> [EXERCISE BRIEF]:
Output the full material exactly as it appears here.

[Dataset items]

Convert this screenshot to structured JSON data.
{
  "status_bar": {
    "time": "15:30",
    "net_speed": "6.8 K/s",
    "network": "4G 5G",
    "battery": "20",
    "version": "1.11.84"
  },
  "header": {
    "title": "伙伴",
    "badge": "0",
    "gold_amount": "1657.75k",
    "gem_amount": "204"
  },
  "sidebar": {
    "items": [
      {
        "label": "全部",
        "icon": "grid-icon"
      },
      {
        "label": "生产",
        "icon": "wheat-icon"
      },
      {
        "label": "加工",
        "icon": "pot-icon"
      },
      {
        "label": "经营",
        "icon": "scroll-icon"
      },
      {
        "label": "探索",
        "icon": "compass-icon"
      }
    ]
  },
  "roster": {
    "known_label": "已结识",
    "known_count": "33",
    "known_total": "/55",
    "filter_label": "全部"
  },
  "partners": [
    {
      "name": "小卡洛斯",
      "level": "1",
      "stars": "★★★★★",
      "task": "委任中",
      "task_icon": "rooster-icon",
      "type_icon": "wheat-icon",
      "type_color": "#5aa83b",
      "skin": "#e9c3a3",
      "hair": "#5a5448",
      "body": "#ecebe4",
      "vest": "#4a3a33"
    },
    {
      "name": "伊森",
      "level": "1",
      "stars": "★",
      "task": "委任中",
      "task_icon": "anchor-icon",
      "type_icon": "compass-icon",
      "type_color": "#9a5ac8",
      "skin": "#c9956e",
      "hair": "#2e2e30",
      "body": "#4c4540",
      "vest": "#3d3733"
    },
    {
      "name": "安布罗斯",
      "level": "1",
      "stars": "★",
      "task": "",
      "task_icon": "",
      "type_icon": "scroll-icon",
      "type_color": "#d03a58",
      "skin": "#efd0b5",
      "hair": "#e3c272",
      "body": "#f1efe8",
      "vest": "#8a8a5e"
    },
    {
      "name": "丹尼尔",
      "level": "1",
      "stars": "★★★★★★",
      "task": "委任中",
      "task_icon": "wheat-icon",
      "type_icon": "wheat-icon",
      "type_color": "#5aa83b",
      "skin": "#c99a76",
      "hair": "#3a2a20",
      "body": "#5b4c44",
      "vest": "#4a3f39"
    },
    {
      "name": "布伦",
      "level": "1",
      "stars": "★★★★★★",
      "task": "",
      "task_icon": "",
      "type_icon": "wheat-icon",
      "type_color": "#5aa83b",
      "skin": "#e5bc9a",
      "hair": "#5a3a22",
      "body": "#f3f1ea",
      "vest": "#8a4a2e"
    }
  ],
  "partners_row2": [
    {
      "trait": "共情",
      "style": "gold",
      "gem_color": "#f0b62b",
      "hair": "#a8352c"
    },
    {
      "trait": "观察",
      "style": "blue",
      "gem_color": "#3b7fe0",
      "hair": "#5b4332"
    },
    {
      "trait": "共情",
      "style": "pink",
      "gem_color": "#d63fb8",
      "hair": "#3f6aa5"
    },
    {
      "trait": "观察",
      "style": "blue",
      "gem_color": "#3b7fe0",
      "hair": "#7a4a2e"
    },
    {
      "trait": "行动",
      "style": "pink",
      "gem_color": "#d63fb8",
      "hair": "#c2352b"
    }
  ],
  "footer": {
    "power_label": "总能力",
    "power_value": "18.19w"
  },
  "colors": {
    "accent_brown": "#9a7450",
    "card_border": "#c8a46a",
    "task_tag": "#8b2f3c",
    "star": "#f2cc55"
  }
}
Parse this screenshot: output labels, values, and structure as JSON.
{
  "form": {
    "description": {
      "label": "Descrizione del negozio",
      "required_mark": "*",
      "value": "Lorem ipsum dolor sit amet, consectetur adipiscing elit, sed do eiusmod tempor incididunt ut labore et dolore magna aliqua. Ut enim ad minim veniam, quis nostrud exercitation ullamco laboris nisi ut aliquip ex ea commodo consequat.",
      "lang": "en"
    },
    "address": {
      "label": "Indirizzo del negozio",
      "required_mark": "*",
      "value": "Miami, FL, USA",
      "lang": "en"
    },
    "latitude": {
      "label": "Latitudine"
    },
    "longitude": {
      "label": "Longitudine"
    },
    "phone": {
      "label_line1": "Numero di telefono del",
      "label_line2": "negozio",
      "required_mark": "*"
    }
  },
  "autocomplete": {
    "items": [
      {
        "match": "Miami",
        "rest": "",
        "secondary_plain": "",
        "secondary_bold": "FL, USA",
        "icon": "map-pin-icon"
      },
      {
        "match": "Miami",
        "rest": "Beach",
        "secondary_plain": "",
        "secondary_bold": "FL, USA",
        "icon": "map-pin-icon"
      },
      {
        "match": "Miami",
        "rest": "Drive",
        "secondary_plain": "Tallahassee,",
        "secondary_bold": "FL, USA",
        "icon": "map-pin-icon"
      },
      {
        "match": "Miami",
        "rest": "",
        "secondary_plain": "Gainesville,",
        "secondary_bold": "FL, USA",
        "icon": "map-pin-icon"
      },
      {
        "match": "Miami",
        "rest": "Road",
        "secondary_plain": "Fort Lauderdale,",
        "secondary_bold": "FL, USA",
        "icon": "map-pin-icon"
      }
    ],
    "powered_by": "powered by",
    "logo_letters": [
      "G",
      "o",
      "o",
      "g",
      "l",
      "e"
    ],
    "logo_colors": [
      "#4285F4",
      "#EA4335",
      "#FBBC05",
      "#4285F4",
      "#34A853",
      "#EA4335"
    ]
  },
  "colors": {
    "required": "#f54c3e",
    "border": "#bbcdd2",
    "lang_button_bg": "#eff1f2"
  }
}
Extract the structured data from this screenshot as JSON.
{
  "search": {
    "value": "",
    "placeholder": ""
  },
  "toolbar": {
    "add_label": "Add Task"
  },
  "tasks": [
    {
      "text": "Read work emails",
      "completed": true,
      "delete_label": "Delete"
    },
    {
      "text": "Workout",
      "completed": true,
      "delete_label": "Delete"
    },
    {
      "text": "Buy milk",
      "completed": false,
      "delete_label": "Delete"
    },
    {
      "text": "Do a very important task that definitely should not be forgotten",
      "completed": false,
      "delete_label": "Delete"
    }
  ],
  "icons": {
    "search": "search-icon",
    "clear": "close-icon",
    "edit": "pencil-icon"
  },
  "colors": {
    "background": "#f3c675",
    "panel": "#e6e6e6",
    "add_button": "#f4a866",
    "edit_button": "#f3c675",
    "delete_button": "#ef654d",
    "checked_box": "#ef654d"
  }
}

> [RESPONSE FOR THIS EXERCISE]:
Convert this screenshot to structured JSON data.
{
  "status_bar": {
    "time": "15:30",
    "net_speed": "6.8 K/s",
    "network": "4G 5G",
    "battery": "20",
    "version": "1.11.84"
  },
  "header": {
    "title": "伙伴",
    "badge": "0",
    "gold_amount": "1657.75k",
    "gem_amount": "204"
  },
  "sidebar": {
    "items": [
      {
        "label": "全部",
        "icon": "grid-icon"
      },
      {
        "label": "生产",
        "icon": "wheat-icon"
      },
      {
        "label": "加工",
        "icon": "pot-icon"
      },
      {
        "label": "经营",
        "icon": "scroll-icon"
      },
      {
        "label": "探索",
        "icon": "compass-icon"
      }
    ]
  },
  "roster": {
    "known_label": "已结识",
    "known_count": "33",
    "known_total": "/55",
    "filter_label": "全部"
  },
  "partners": [
    {
      "name": "小卡洛斯",
      "level": "1",
      "stars": "★★★★★",
      "task": "委任中",
      "task_icon": "rooster-icon",
      "type_icon": "wheat-icon",
      "type_color": "#5aa83b",
      "skin": "#e9c3a3",
      "hair": "#5a5448",
      "body": "#ecebe4",
      "vest": "#4a3a33"
    },
    {
      "name": "伊森",
      "level": "1",
      "stars": "★",
      "task": "委任中",
      "task_icon": "anchor-icon",
      "type_icon": "compass-icon",
      "type_color": "#9a5ac8",
      "skin": "#c9956e",
      "hair": "#2e2e30",
      "body": "#4c4540",
      "vest": "#3d3733"
    },
    {
      "name": "安布罗斯",
      "level": "1",
      "stars": "★",
      "task": "",
      "task_icon": "",
      "type_icon": "scroll-icon",
      "type_color": "#d03a58",
      "skin": "#efd0b5",
      "hair": "#e3c272",
      "body": "#f1efe8",
      "vest": "#8a8a5e"
    },
    {
      "name": "丹尼尔",
      "level": "1",
      "stars": "★★★★★★",
      "task": "委任中",
      "task_icon": "wheat-icon",
      "type_icon": "wheat-icon",
      "type_color": "#5aa83b",
      "skin": "#c99a76",
      "hair": "#3a2a20",
      "body": "#5b4c44",
      "vest": "#4a3f39"
    },
    {
      "name": "布伦",
      "level": "1",
      "stars": "★★★★★★",
      "task": "",
      "task_icon": "",
      "type_icon": "wheat-icon",
      "type_color": "#5aa83b",
      "skin": "#e5bc9a",
      "hair": "#5a3a22",
      "body": "#f3f1ea",
      "vest": "#8a4a2e"
    }
  ],
  "partners_row2": [
    {
      "trait": "共情",
      "style": "gold",
      "gem_color": "#f0b62b",
      "hair": "#a8352c"
    },
    {
      "trait": "观察",
      "style": "blue",
      "gem_color": "#3b7fe0",
      "hair": "#5b4332"
    },
    {
      "trait": "共情",
      "style": "pink",
      "gem_color": "#d63fb8",
      "hair": "#3f6aa5"
    },
    {
      "trait": "观察",
      "style": "blue",
      "gem_color": "#3b7fe0",
      "hair": "#7a4a2e"
    },
    {
      "trait": "行动",
      "style": "pink",
      "gem_color": "#d63fb8",
      "hair": "#c2352b"
    }
  ],
  "footer": {
    "power_label": "总能力",
    "power_value": "18.19w"
  },
  "colors": {
    "accent_brown": "#9a7450",
    "card_border": "#c8a46a",
    "task_tag": "#8b2f3c",
    "star": "#f2cc55"
  }
}
Parse this screenshot: output labels, values, and structure as JSON.
{
  "form": {
    "description": {
      "label": "Descrizione del negozio",
      "required_mark": "*",
      "value": "Lorem ipsum dolor sit amet, consectetur adipiscing elit, sed do eiusmod tempor incididunt ut labore et dolore magna aliqua. Ut enim ad minim veniam, quis nostrud exercitation ullamco laboris nisi ut aliquip ex ea commodo consequat.",
      "lang": "en"
    },
    "address": {
      "label": "Indirizzo del negozio",
      "required_mark": "*",
      "value": "Miami, FL, USA",
      "lang": "en"
    },
    "latitude": {
      "label": "Latitudine"
    },
    "longitude": {
      "label": "Longitudine"
    },
    "phone": {
      "label_line1": "Numero di telefono del",
      "label_line2": "negozio",
      "required_mark": "*"
    }
  },
  "autocomplete": {
    "items": [
      {
        "match": "Miami",
        "rest": "",
        "secondary_plain": "",
        "secondary_bold": "FL, USA",
        "icon": "map-pin-icon"
      },
      {
        "match": "Miami",
        "rest": "Beach",
        "secondary_plain": "",
        "secondary_bold": "FL, USA",
        "icon": "map-pin-icon"
      },
      {
        "match": "Miami",
        "rest": "Drive",
        "secondary_plain": "Tallahassee,",
        "secondary_bold": "FL, USA",
        "icon": "map-pin-icon"
      },
      {
        "match": "Miami",
        "rest": "",
        "secondary_plain": "Gainesville,",
        "secondary_bold": "FL, USA",
        "icon": "map-pin-icon"
      },
      {
        "match": "Miami",
        "rest": "Road",
        "secondary_plain": "Fort Lauderdale,",
        "secondary_bold": "FL, USA",
        "icon": "map-pin-icon"
      }
    ],
    "powered_by": "powered by",
    "logo_letters": [
      "G",
      "o",
      "o",
      "g",
      "l",
      "e"
    ],
    "logo_colors": [
      "#4285F4",
      "#EA4335",
      "#FBBC05",
      "#4285F4",
      "#34A853",
      "#EA4335"
    ]
  },
  "colors": {
    "required": "#f54c3e",
    "border": "#bbcdd2",
    "lang_button_bg": "#eff1f2"
  }
}
Extract the structured data from this screenshot as JSON.
{
  "search": {
    "value": "",
    "placeholder": ""
  },
  "toolbar": {
    "add_label": "Add Task"
  },
  "tasks": [
    {
      "text": "Read work emails",
      "completed": true,
      "delete_label": "Delete"
    },
    {
      "text": "Workout",
      "completed": true,
      "delete_label": "Delete"
    },
    {
      "text": "Buy milk",
      "completed": false,
      "delete_label": "Delete"
    },
    {
      "text": "Do a very important task that definitely should not be forgotten",
      "completed": false,
      "delete_label": "Delete"
    }
  ],
  "icons": {
    "search": "search-icon",
    "clear": "close-icon",
    "edit": "pencil-icon"
  },
  "colors": {
    "background": "#f3c675",
    "panel": "#e6e6e6",
    "add_button": "#f4a866",
    "edit_button": "#f3c675",
    "delete_button": "#ef654d",
    "checked_box": "#ef654d"
  }
}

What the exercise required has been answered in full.